**** Input material ****
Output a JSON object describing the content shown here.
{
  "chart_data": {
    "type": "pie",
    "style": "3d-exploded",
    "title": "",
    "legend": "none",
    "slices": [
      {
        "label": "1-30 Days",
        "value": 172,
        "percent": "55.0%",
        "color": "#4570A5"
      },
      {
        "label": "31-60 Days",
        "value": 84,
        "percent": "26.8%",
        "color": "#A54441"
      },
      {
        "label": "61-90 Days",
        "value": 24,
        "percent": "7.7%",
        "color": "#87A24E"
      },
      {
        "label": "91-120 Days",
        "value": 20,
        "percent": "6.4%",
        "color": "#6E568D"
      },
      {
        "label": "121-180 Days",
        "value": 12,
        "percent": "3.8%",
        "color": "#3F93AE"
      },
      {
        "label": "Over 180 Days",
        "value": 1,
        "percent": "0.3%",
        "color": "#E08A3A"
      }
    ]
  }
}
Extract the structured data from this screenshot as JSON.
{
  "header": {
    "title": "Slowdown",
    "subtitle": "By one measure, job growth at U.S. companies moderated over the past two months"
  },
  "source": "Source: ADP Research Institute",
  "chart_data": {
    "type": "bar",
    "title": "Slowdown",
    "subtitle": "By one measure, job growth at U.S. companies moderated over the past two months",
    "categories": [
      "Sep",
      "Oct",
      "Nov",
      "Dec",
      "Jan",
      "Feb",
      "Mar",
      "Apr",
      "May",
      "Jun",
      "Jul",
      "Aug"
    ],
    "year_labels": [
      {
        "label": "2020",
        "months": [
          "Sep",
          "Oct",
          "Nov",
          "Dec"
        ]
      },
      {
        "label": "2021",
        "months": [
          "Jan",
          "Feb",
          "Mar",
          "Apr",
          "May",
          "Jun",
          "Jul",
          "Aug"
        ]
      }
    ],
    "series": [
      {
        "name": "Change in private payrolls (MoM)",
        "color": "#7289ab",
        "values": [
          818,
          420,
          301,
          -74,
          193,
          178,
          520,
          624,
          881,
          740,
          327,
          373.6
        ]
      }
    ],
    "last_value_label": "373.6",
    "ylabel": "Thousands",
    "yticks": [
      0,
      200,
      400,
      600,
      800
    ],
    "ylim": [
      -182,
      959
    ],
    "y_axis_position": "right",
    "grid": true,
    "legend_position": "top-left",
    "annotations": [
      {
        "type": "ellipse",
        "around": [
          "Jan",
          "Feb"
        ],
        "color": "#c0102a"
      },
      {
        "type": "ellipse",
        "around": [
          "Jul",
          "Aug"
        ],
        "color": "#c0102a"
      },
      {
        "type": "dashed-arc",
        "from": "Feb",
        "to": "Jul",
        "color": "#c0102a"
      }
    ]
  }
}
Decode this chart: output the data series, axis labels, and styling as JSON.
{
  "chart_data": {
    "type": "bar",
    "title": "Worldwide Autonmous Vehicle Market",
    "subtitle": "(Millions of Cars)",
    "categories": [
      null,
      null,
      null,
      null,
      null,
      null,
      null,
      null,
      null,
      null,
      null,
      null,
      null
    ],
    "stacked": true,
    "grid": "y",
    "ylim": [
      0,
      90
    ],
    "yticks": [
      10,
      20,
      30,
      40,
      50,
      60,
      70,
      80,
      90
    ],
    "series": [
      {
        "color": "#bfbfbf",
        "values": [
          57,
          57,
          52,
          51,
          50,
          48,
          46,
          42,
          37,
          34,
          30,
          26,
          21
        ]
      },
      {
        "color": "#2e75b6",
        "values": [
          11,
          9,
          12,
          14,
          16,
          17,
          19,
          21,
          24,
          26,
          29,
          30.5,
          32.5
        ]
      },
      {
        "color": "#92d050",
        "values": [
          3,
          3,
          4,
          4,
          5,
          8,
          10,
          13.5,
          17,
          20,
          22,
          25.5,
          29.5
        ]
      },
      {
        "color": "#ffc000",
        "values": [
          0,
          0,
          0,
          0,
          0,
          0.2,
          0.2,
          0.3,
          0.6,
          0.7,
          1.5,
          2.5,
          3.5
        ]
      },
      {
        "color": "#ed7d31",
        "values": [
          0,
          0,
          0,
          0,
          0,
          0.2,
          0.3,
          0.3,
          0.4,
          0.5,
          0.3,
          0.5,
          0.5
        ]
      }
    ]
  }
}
****
**Task instructions**
Transcribe the records above exactly as they appear.

**Response**
Output a JSON object describing the content shown here.
{
  "chart_data": {
    "type": "pie",
    "style": "3d-exploded",
    "title": "",
    "legend": "none",
    "slices": [
      {
        "label": "1-30 Days",
        "value": 172,
        "percent": "55.0%",
        "color": "#4570A5"
      },
      {
        "label": "31-60 Days",
        "value": 84,
        "percent": "26.8%",
        "color": "#A54441"
      },
      {
        "label": "61-90 Days",
        "value": 24,
        "percent": "7.7%",
        "color": "#87A24E"
      },
      {
        "label": "91-120 Days",
        "value": 20,
        "percent": "6.4%",
        "color": "#6E568D"
      },
      {
        "label": "121-180 Days",
        "value": 12,
        "percent": "3.8%",
        "color": "#3F93AE"
      },
      {
        "label": "Over 180 Days",
        "value": 1,
        "percent": "0.3%",
        "color": "#E08A3A"
      }
    ]
  }
}
Extract the structured data from this screenshot as JSON.
{
  "header": {
    "title": "Slowdown",
    "subtitle": "By one measure, job growth at U.S. companies moderated over the past two months"
  },
  "source": "Source: ADP Research Institute",
  "chart_data": {
    "type": "bar",
    "title": "Slowdown",
    "subtitle": "By one measure, job growth at U.S. companies moderated over the past two months",
    "categories": [
      "Sep",
      "Oct",
      "Nov",
      "Dec",
      "Jan",
      "Feb",
      "Mar",
      "Apr",
      "May",
      "Jun",
      "Jul",
      "Aug"
    ],
    "year_labels": [
      {
        "label": "2020",
        "months": [
          "Sep",
          "Oct",
          "Nov",
          "Dec"
        ]
      },
      {
        "label": "2021",
        "months": [
          "Jan",
          "Feb",
          "Mar",
          "Apr",
          "May",
          "Jun",
          "Jul",
          "Aug"
        ]
      }
    ],
    "series": [
      {
        "name": "Change in private payrolls (MoM)",
        "color": "#7289ab",
        "values": [
          818,
          420,
          301,
          -74,
          193,
          178,
          520,
          624,
          881,
          740,
          327,
          373.6
        ]
      }
    ],
    "last_value_label": "373.6",
    "ylabel": "Thousands",
    "yticks": [
      0,
      200,
      400,
      600,
      800
    ],
    "ylim": [
      -182,
      959
    ],
    "y_axis_position": "right",
    "grid": true,
    "legend_position": "top-left",
    "annotations": [
      {
        "type": "ellipse",
        "around": [
          "Jan",
          "Feb"
        ],
        "color": "#c0102a"
      },
      {
        "type": "ellipse",
        "around": [
          "Jul",
          "Aug"
        ],
        "color": "#c0102a"
      },
      {
        "type": "dashed-arc",
        "from": "Feb",
        "to": "Jul",
        "color": "#c0102a"
      }
    ]
  }
}
Decode this chart: output the data series, axis labels, and styling as JSON.
{
  "chart_data": {
    "type": "bar",
    "title": "Worldwide Autonmous Vehicle Market",
    "subtitle": "(Millions of Cars)",
    "categories": [
      null,
      null,
      null,
      null,
      null,
      null,
      null,
      null,
      null,
      null,
      null,
      null,
      null
    ],
    "stacked": true,
    "grid": "y",
    "ylim": [
      0,
      90
    ],
    "yticks": [
      10,
      20,
      30,
      40,
      50,
      60,
      70,
      80,
      90
    ],
    "series": [
      {
        "color": "#bfbfbf",
        "values": [
          57,
          57,
          52,
          51,
          50,
          48,
          46,
          42,
          37,
          34,
          30,
          26,
          21
        ]
      },
      {
        "color": "#2e75b6",
        "values": [
          11,
          9,
          12,
          14,
          16,
          17,
          19,
          21,
          24,
          26,
          29,
          30.5,
          32.5
        ]
      },
      {
        "color": "#92d050",
        "values": [
          3,
          3,
          4,
          4,
          5,
          8,
          10,
          13.5,
          17,
          20,
          22,
          25.5,
          29.5
        ]
      },
      {
        "color": "#ffc000",
        "values": [
          0,
          0,
          0,
          0,
          0,
          0.2,
          0.2,
          0.3,
          0.6,
          0.7,
          1.5,
          2.5,
          3.5
        ]
      },
      {
        "color": "#ed7d31",
        "values": [
          0,
          0,
          0,
          0,
          0,
          0.2,
          0.3,
          0.3,
          0.4,
          0.5,
          0.3,
          0.5,
          0.5
        ]
      }
    ]
  }
}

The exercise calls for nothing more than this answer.